►

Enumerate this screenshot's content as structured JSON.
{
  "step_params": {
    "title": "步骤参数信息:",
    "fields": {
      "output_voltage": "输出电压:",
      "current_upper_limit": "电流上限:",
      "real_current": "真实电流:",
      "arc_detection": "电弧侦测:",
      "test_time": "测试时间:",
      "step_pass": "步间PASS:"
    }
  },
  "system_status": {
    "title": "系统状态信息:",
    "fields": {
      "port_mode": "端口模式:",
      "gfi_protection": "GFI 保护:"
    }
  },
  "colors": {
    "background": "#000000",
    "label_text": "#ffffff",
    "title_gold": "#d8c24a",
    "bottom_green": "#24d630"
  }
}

◄

Problem statement:
Take the data above and return it exactly.

Result below:
Enumerate this screenshot's content as structured JSON.
{
  "step_params": {
    "title": "步骤参数信息:",
    "fields": {
      "output_voltage": "输出电压:",
      "current_upper_limit": "电流上限:",
      "real_current": "真实电流:",
      "arc_detection": "电弧侦测:",
      "test_time": "测试时间:",
      "step_pass": "步间PASS:"
    }
  },
  "system_status": {
    "title": "系统状态信息:",
    "fields": {
      "port_mode": "端口模式:",
      "gfi_protection": "GFI 保护:"
    }
  },
  "colors": {
    "background": "#000000",
    "label_text": "#ffffff",
    "title_gold": "#d8c24a",
    "bottom_green": "#24d630"
  }
}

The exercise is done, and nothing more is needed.